#### EXERCISE TASK:
Write out all of the data exactly as it appears.

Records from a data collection
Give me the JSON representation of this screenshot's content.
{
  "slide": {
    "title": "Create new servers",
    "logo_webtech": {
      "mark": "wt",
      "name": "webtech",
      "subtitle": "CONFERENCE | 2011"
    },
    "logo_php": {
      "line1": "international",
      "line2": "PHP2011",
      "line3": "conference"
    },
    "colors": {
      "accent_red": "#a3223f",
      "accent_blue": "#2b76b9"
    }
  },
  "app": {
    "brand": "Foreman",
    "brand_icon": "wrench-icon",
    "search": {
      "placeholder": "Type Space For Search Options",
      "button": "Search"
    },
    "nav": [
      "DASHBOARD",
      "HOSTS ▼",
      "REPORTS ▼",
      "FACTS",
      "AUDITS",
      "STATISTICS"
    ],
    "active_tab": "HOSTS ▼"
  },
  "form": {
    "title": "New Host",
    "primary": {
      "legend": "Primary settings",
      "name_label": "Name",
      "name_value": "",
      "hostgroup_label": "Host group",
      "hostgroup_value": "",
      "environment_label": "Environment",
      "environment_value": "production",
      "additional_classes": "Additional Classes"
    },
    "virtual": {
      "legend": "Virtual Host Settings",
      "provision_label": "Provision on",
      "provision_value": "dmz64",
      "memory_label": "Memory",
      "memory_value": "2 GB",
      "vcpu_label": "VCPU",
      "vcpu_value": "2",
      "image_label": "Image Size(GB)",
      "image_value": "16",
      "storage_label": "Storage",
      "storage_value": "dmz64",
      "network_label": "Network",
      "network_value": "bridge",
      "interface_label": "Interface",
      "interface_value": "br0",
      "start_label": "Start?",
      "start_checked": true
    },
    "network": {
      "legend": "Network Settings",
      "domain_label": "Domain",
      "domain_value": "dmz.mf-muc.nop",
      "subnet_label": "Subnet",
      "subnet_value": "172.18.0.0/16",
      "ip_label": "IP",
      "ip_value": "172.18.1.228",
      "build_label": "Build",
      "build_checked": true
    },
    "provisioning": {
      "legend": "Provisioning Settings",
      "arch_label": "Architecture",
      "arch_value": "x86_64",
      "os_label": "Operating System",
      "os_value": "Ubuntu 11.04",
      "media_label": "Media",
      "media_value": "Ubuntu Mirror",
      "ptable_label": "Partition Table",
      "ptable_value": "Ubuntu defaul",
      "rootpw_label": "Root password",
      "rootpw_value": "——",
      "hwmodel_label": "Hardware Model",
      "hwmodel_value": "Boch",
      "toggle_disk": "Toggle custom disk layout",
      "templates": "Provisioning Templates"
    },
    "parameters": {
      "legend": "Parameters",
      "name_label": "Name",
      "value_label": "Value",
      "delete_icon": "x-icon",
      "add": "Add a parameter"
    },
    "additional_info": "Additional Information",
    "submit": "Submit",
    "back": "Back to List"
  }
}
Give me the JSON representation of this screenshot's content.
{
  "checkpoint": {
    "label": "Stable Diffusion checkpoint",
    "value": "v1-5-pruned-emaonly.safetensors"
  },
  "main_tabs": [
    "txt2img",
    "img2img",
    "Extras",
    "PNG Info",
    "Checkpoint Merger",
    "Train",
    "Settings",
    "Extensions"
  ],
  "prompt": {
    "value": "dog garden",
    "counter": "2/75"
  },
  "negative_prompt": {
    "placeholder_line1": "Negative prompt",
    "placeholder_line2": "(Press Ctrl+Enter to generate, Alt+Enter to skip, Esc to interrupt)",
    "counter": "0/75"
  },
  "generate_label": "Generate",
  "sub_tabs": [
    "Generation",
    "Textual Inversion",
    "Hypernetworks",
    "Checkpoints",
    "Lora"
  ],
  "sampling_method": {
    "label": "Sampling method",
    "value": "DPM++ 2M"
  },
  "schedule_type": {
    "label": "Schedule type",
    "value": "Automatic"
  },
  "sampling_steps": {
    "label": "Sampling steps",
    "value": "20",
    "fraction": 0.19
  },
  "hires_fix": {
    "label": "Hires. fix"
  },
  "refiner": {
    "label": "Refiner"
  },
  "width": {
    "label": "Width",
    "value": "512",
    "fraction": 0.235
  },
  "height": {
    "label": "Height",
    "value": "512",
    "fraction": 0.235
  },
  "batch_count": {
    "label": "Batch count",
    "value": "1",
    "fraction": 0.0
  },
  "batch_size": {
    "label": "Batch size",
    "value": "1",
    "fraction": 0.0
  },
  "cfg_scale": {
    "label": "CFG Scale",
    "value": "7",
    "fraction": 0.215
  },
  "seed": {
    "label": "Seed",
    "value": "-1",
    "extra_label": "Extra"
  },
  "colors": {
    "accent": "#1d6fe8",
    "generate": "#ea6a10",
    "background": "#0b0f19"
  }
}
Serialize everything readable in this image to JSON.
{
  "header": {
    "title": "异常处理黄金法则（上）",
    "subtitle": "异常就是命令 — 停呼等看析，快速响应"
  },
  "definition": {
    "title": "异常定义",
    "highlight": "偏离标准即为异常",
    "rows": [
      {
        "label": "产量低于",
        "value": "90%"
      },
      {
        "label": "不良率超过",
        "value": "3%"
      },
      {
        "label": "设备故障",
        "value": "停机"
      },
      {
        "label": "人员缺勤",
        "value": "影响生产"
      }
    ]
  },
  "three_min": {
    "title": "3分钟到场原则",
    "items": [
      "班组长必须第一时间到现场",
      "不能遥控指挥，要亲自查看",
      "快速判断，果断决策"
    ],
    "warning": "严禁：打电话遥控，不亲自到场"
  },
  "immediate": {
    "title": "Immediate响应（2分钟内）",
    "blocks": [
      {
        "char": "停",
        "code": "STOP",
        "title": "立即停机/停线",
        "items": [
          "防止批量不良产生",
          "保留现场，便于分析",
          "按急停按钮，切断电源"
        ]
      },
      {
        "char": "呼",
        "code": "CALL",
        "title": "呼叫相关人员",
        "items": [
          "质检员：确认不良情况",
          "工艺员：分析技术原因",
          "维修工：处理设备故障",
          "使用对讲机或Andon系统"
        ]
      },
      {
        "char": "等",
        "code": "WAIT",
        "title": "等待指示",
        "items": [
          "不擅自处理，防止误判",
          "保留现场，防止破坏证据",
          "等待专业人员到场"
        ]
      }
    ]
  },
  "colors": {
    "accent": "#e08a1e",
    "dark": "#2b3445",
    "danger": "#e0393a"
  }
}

#### TASK OUTPUT:
Give me the JSON representation of this screenshot's content.
{
  "slide": {
    "title": "Create new servers",
    "logo_webtech": {
      "mark": "wt",
      "name": "webtech",
      "subtitle": "CONFERENCE | 2011"
    },
    "logo_php": {
      "line1": "international",
      "line2": "PHP2011",
      "line3": "conference"
    },
    "colors": {
      "accent_red": "#a3223f",
      "accent_blue": "#2b76b9"
    }
  },
  "app": {
    "brand": "Foreman",
    "brand_icon": "wrench-icon",
    "search": {
      "placeholder": "Type Space For Search Options",
      "button": "Search"
    },
    "nav": [
      "DASHBOARD",
      "HOSTS ▼",
      "REPORTS ▼",
      "FACTS",
      "AUDITS",
      "STATISTICS"
    ],
    "active_tab": "HOSTS ▼"
  },
  "form": {
    "title": "New Host",
    "primary": {
      "legend": "Primary settings",
      "name_label": "Name",
      "name_value": "",
      "hostgroup_label": "Host group",
      "hostgroup_value": "",
      "environment_label": "Environment",
      "environment_value": "production",
      "additional_classes": "Additional Classes"
    },
    "virtual": {
      "legend": "Virtual Host Settings",
      "provision_label": "Provision on",
      "provision_value": "dmz64",
      "memory_label": "Memory",
      "memory_value": "2 GB",
      "vcpu_label": "VCPU",
      "vcpu_value": "2",
      "image_label": "Image Size(GB)",
      "image_value": "16",
      "storage_label": "Storage",
      "storage_value": "dmz64",
      "network_label": "Network",
      "network_value": "bridge",
      "interface_label": "Interface",
      "interface_value": "br0",
      "start_label": "Start?",
      "start_checked": true
    },
    "network": {
      "legend": "Network Settings",
      "domain_label": "Domain",
      "domain_value": "dmz.mf-muc.nop",
      "subnet_label": "Subnet",
      "subnet_value": "172.18.0.0/16",
      "ip_label": "IP",
      "ip_value": "172.18.1.228",
      "build_label": "Build",
      "build_checked": true
    },
    "provisioning": {
      "legend": "Provisioning Settings",
      "arch_label": "Architecture",
      "arch_value": "x86_64",
      "os_label": "Operating System",
      "os_value": "Ubuntu 11.04",
      "media_label": "Media",
      "media_value": "Ubuntu Mirror",
      "ptable_label": "Partition Table",
      "ptable_value": "Ubuntu defaul",
      "rootpw_label": "Root password",
      "rootpw_value": "——",
      "hwmodel_label": "Hardware Model",
      "hwmodel_value": "Boch",
      "toggle_disk": "Toggle custom disk layout",
      "templates": "Provisioning Templates"
    },
    "parameters": {
      "legend": "Parameters",
      "name_label": "Name",
      "value_label": "Value",
      "delete_icon": "x-icon",
      "add": "Add a parameter"
    },
    "additional_info": "Additional Information",
    "submit": "Submit",
    "back": "Back to List"
  }
}
Give me the JSON representation of this screenshot's content.
{
  "checkpoint": {
    "label": "Stable Diffusion checkpoint",
    "value": "v1-5-pruned-emaonly.safetensors"
  },
  "main_tabs": [
    "txt2img",
    "img2img",
    "Extras",
    "PNG Info",
    "Checkpoint Merger",
    "Train",
    "Settings",
    "Extensions"
  ],
  "prompt": {
    "value": "dog garden",
    "counter": "2/75"
  },
  "negative_prompt": {
    "placeholder_line1": "Negative prompt",
    "placeholder_line2": "(Press Ctrl+Enter to generate, Alt+Enter to skip, Esc to interrupt)",
    "counter": "0/75"
  },
  "generate_label": "Generate",
  "sub_tabs": [
    "Generation",
    "Textual Inversion",
    "Hypernetworks",
    "Checkpoints",
    "Lora"
  ],
  "sampling_method": {
    "label": "Sampling method",
    "value": "DPM++ 2M"
  },
  "schedule_type": {
    "label": "Schedule type",
    "value": "Automatic"
  },
  "sampling_steps": {
    "label": "Sampling steps",
    "value": "20",
    "fraction": 0.19
  },
  "hires_fix": {
    "label": "Hires. fix"
  },
  "refiner": {
    "label": "Refiner"
  },
  "width": {
    "label": "Width",
    "value": "512",
    "fraction": 0.235
  },
  "height": {
    "label": "Height",
    "value": "512",
    "fraction": 0.235
  },
  "batch_count": {
    "label": "Batch count",
    "value": "1",
    "fraction": 0.0
  },
  "batch_size": {
    "label": "Batch size",
    "value": "1",
    "fraction": 0.0
  },
  "cfg_scale": {
    "label": "CFG Scale",
    "value": "7",
    "fraction": 0.215
  },
  "seed": {
    "label": "Seed",
    "value": "-1",
    "extra_label": "Extra"
  },
  "colors": {
    "accent": "#1d6fe8",
    "generate": "#ea6a10",
    "background": "#0b0f19"
  }
}
Serialize everything readable in this image to JSON.
{
  "header": {
    "title": "异常处理黄金法则（上）",
    "subtitle": "异常就是命令 — 停呼等看析，快速响应"
  },
  "definition": {
    "title": "异常定义",
    "highlight": "偏离标准即为异常",
    "rows": [
      {
        "label": "产量低于",
        "value": "90%"
      },
      {
        "label": "不良率超过",
        "value": "3%"
      },
      {
        "label": "设备故障",
        "value": "停机"
      },
      {
        "label": "人员缺勤",
        "value": "影响生产"
      }
    ]
  },
  "three_min": {
    "title": "3分钟到场原则",
    "items": [
      "班组长必须第一时间到现场",
      "不能遥控指挥，要亲自查看",
      "快速判断，果断决策"
    ],
    "warning": "严禁：打电话遥控，不亲自到场"
  },
  "immediate": {
    "title": "Immediate响应（2分钟内）",
    "blocks": [
      {
        "char": "停",
        "code": "STOP",
        "title": "立即停机/停线",
        "items": [
          "防止批量不良产生",
          "保留现场，便于分析",
          "按急停按钮，切断电源"
        ]
      },
      {
        "char": "呼",
        "code": "CALL",
        "title": "呼叫相关人员",
        "items": [
          "质检员：确认不良情况",
          "工艺员：分析技术原因",
          "维修工：处理设备故障",
          "使用对讲机或Andon系统"
        ]
      },
      {
        "char": "等",
        "code": "WAIT",
        "title": "等待指示",
        "items": [
          "不擅自处理，防止误判",
          "保留现场，防止破坏证据",
          "等待专业人员到场"
        ]
      }
    ]
  },
  "colors": {
    "accent": "#e08a1e",
    "dark": "#2b3445",
    "danger": "#e0393a"
  }
}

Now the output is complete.